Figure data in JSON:
***

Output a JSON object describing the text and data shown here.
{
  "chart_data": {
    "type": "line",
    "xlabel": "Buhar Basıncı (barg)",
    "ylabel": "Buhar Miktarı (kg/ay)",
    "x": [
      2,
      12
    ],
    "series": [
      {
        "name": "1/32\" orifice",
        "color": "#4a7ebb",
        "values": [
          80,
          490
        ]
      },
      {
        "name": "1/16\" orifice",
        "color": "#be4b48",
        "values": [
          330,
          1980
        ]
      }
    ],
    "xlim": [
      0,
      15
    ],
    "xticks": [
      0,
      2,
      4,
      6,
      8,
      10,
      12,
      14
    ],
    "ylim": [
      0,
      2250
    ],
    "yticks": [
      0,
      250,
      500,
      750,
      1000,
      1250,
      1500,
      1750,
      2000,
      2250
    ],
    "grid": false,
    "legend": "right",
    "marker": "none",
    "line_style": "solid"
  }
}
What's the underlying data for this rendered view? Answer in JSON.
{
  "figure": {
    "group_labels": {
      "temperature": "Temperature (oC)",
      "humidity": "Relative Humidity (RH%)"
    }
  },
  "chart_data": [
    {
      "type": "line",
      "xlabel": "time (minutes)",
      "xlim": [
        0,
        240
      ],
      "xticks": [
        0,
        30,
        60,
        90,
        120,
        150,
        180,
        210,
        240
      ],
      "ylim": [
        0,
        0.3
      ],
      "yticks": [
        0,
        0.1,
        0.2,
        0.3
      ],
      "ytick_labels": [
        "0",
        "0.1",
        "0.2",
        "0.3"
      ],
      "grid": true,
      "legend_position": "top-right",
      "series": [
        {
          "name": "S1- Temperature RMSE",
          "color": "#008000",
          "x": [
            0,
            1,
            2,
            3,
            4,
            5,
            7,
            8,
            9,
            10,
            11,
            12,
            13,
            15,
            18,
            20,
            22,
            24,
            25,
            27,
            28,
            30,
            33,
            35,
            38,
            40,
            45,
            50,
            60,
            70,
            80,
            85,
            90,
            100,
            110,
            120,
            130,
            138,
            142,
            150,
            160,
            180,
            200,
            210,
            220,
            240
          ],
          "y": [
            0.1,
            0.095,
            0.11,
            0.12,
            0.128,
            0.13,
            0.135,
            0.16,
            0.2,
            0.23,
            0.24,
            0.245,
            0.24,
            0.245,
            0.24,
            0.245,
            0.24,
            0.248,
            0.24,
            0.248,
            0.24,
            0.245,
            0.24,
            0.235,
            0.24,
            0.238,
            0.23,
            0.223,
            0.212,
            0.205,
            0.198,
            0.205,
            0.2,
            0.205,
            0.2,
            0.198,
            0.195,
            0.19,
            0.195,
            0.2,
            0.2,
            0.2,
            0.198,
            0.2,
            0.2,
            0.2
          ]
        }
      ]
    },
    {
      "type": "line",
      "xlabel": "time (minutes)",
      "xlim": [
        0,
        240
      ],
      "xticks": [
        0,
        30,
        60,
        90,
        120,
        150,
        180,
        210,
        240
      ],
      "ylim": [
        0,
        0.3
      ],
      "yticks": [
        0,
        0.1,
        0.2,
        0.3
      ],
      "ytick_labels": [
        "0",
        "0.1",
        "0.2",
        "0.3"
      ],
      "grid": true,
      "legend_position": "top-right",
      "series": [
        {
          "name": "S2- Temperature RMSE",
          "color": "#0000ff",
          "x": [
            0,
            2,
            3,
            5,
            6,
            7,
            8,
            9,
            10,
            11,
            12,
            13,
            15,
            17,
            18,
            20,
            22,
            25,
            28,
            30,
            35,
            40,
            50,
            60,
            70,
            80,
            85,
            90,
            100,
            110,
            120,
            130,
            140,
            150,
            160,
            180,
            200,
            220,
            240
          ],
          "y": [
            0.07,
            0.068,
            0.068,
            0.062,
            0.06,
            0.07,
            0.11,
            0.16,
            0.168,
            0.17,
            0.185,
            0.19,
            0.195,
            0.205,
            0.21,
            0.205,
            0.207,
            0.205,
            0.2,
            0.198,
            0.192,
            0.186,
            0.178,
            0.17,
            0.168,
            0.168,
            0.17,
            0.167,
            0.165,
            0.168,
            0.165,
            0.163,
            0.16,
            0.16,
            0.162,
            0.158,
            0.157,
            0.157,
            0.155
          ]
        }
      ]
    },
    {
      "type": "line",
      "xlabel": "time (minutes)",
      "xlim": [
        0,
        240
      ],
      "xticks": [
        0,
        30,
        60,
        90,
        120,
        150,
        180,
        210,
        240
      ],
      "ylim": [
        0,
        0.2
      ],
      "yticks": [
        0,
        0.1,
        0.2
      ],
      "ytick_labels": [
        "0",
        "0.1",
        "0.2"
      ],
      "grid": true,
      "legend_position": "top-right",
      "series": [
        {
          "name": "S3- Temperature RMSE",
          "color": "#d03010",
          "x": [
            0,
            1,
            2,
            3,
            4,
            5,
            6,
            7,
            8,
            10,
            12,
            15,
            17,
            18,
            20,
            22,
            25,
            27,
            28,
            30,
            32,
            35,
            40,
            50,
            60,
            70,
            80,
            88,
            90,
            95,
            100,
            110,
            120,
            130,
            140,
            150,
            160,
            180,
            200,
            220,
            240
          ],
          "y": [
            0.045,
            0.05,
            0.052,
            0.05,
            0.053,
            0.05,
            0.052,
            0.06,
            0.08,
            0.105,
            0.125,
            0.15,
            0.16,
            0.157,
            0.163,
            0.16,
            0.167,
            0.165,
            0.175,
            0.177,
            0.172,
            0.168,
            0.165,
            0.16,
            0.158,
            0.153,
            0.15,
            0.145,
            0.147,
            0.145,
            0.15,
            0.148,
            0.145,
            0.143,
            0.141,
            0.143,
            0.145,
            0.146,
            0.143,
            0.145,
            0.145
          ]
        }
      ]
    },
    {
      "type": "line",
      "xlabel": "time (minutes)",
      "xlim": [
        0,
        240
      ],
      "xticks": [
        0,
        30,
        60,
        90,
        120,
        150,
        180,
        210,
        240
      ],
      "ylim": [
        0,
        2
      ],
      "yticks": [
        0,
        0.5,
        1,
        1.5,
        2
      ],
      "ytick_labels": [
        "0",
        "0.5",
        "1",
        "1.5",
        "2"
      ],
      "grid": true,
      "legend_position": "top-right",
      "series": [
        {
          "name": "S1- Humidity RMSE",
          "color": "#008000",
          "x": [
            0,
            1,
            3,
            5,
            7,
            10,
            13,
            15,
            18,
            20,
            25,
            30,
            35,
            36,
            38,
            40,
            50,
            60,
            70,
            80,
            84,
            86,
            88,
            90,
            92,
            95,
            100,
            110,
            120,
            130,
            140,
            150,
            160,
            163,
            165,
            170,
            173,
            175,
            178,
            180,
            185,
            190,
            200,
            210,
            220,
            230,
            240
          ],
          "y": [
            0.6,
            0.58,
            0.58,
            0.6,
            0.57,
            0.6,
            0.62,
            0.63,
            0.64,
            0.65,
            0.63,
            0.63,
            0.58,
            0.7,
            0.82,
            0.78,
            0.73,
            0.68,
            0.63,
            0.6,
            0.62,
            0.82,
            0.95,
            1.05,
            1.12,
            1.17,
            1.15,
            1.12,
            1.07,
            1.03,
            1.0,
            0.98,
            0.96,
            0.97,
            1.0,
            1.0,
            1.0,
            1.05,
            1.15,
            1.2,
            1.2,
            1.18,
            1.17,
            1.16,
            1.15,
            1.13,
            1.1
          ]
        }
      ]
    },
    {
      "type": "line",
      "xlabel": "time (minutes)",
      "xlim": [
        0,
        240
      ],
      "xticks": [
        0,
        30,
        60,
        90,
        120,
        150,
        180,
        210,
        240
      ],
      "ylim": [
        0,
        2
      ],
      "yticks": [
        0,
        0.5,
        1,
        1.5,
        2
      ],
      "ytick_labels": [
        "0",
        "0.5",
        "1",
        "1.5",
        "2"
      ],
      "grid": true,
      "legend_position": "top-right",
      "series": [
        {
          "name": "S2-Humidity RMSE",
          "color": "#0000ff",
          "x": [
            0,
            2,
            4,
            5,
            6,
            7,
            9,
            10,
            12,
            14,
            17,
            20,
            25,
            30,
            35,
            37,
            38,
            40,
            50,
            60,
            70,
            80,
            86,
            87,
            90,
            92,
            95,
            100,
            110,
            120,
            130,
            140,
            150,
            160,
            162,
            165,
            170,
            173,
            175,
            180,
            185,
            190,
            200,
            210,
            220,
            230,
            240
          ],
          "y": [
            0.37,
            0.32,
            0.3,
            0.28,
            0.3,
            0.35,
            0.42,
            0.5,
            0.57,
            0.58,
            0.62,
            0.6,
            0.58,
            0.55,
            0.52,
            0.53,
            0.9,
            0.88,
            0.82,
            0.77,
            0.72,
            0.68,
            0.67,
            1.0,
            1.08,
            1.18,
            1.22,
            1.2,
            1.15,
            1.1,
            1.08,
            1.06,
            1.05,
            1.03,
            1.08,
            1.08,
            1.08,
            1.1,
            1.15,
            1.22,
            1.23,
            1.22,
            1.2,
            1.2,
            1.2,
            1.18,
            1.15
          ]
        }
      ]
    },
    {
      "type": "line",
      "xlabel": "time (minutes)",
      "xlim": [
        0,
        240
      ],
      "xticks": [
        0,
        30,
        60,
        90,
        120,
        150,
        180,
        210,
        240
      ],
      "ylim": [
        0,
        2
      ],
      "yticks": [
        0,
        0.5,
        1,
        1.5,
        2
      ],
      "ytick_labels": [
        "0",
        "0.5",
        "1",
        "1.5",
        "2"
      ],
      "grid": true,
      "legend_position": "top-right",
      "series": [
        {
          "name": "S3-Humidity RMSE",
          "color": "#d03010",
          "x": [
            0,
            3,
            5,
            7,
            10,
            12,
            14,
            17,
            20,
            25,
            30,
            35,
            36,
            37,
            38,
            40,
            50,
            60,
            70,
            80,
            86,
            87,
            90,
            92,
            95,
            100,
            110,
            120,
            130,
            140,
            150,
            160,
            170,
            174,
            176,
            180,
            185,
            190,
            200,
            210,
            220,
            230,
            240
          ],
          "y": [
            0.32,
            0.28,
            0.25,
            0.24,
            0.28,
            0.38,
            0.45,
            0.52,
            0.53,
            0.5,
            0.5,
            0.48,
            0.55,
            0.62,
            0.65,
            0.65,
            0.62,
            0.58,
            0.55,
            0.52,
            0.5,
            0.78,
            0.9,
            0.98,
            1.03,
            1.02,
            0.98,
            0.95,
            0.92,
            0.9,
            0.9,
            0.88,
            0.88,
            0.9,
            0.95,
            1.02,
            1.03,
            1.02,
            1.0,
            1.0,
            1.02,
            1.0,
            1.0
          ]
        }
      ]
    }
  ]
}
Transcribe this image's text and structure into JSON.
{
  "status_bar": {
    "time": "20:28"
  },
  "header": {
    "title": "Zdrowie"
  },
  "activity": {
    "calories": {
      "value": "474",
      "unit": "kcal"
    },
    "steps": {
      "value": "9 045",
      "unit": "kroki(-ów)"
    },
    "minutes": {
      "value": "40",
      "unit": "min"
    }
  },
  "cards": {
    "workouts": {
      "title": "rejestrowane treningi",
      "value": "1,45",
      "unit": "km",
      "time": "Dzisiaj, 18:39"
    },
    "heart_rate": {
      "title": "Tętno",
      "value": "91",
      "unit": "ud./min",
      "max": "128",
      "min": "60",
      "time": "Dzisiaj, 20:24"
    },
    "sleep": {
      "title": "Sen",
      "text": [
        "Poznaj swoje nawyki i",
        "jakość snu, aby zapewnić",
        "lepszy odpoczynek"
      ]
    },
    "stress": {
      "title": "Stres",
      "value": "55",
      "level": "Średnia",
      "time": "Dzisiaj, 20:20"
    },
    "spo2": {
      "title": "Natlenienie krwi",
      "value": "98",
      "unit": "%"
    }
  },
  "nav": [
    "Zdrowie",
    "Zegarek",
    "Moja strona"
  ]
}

***

_Work required_.
Write the lines out exactly, from the one with "Transcribe this image's" down to the last line of the listing, and leave out all others.

_Reply to the task_.
Transcribe this image's text and structure into JSON.
{
  "status_bar": {
    "time": "20:28"
  },
  "header": {
    "title": "Zdrowie"
  },
  "activity": {
    "calories": {
      "value": "474",
      "unit": "kcal"
    },
    "steps": {
      "value": "9 045",
      "unit": "kroki(-ów)"
    },
    "minutes": {
      "value": "40",
      "unit": "min"
    }
  },
  "cards": {
    "workouts": {
      "title": "rejestrowane treningi",
      "value": "1,45",
      "unit": "km",
      "time": "Dzisiaj, 18:39"
    },
    "heart_rate": {
      "title": "Tętno",
      "value": "91",
      "unit": "ud./min",
      "max": "128",
      "min": "60",
      "time": "Dzisiaj, 20:24"
    },
    "sleep": {
      "title": "Sen",
      "text": [
        "Poznaj swoje nawyki i",
        "jakość snu, aby zapewnić",
        "lepszy odpoczynek"
      ]
    },
    "stress": {
      "title": "Stres",
      "value": "55",
      "level": "Średnia",
      "time": "Dzisiaj, 20:20"
    },
    "spo2": {
      "title": "Natlenienie krwi",
      "value": "98",
      "unit": "%"
    }
  },
  "nav": [
    "Zdrowie",
    "Zegarek",
    "Moja strona"
  ]
}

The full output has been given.